**What is required:**
Pick out each line containing the string "color".

[START OF Exercise input]

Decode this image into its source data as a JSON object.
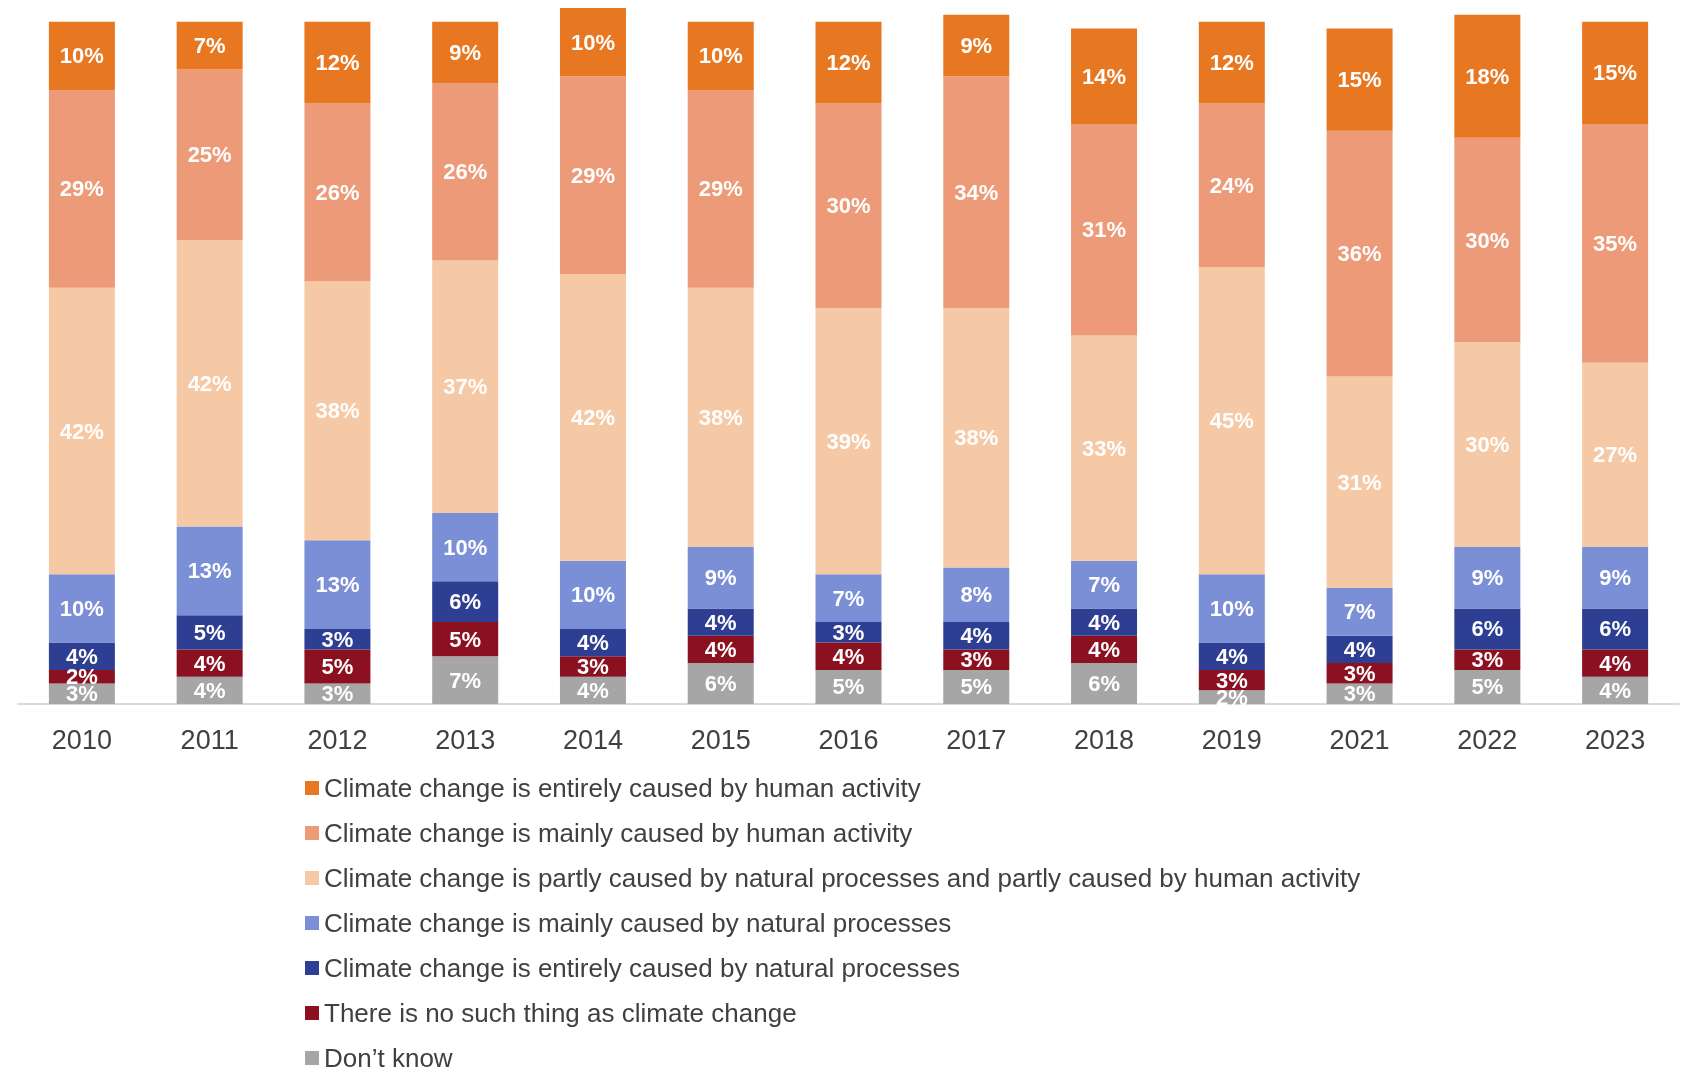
{
  "chart_data": {
    "type": "bar",
    "stacked": true,
    "legend": "bottom",
    "tick_labels": "x",
    "categories": [
      "2010",
      "2011",
      "2012",
      "2013",
      "2014",
      "2015",
      "2016",
      "2017",
      "2018",
      "2019",
      "2021",
      "2022",
      "2023"
    ],
    "series": [
      {
        "name": "Don’t know",
        "color": "#a6a6a6",
        "values": [
          3,
          4,
          3,
          7,
          4,
          6,
          5,
          5,
          6,
          2,
          3,
          5,
          4
        ],
        "value_labels": [
          "3%",
          "4%",
          "3%",
          "7%",
          "4%",
          "6%",
          "5%",
          "5%",
          "6%",
          "2%",
          "3%",
          "5%",
          "4%"
        ]
      },
      {
        "name": "There is no such thing as climate change",
        "color": "#8b1120",
        "values": [
          2,
          4,
          5,
          5,
          3,
          4,
          4,
          3,
          4,
          3,
          3,
          3,
          4
        ],
        "value_labels": [
          "2%",
          "4%",
          "5%",
          "5%",
          "3%",
          "4%",
          "4%",
          "3%",
          "4%",
          "3%",
          "3%",
          "3%",
          "4%"
        ]
      },
      {
        "name": "Climate change is entirely caused by natural processes",
        "color": "#2e3f93",
        "values": [
          4,
          5,
          3,
          6,
          4,
          4,
          3,
          4,
          4,
          4,
          4,
          6,
          6
        ],
        "value_labels": [
          "4%",
          "5%",
          "3%",
          "6%",
          "4%",
          "4%",
          "3%",
          "4%",
          "4%",
          "4%",
          "4%",
          "6%",
          "6%"
        ]
      },
      {
        "name": "Climate change is mainly caused by natural processes",
        "color": "#7b8fd6",
        "values": [
          10,
          13,
          13,
          10,
          10,
          9,
          7,
          8,
          7,
          10,
          7,
          9,
          9
        ],
        "value_labels": [
          "10%",
          "13%",
          "13%",
          "10%",
          "10%",
          "9%",
          "7%",
          "8%",
          "7%",
          "10%",
          "7%",
          "9%",
          "9%"
        ]
      },
      {
        "name": "Climate change is partly caused by natural processes and partly caused by human activity",
        "color": "#f5c9a6",
        "values": [
          42,
          42,
          38,
          37,
          42,
          38,
          39,
          38,
          33,
          45,
          31,
          30,
          27
        ],
        "value_labels": [
          "42%",
          "42%",
          "38%",
          "37%",
          "42%",
          "38%",
          "39%",
          "38%",
          "33%",
          "45%",
          "31%",
          "30%",
          "27%"
        ]
      },
      {
        "name": "Climate change is mainly caused by human activity",
        "color": "#ec9a78",
        "values": [
          29,
          25,
          26,
          26,
          29,
          29,
          30,
          34,
          31,
          24,
          36,
          30,
          35
        ],
        "value_labels": [
          "29%",
          "25%",
          "26%",
          "26%",
          "29%",
          "29%",
          "30%",
          "34%",
          "31%",
          "24%",
          "36%",
          "30%",
          "35%"
        ]
      },
      {
        "name": "Climate change is entirely caused by human activity",
        "color": "#e87722",
        "values": [
          10,
          7,
          12,
          9,
          10,
          10,
          12,
          9,
          14,
          12,
          15,
          18,
          15
        ],
        "value_labels": [
          "10%",
          "7%",
          "12%",
          "9%",
          "10%",
          "10%",
          "12%",
          "9%",
          "14%",
          "12%",
          "15%",
          "18%",
          "15%"
        ]
      }
    ]
  }
}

[END OF Exercise input]

**Answer to this task:**
        "color": "#a6a6a6",
        "color": "#8b1120",
        "color": "#2e3f93",
        "color": "#7b8fd6",
        "color": "#f5c9a6",
        "color": "#ec9a78",
        "color": "#e87722",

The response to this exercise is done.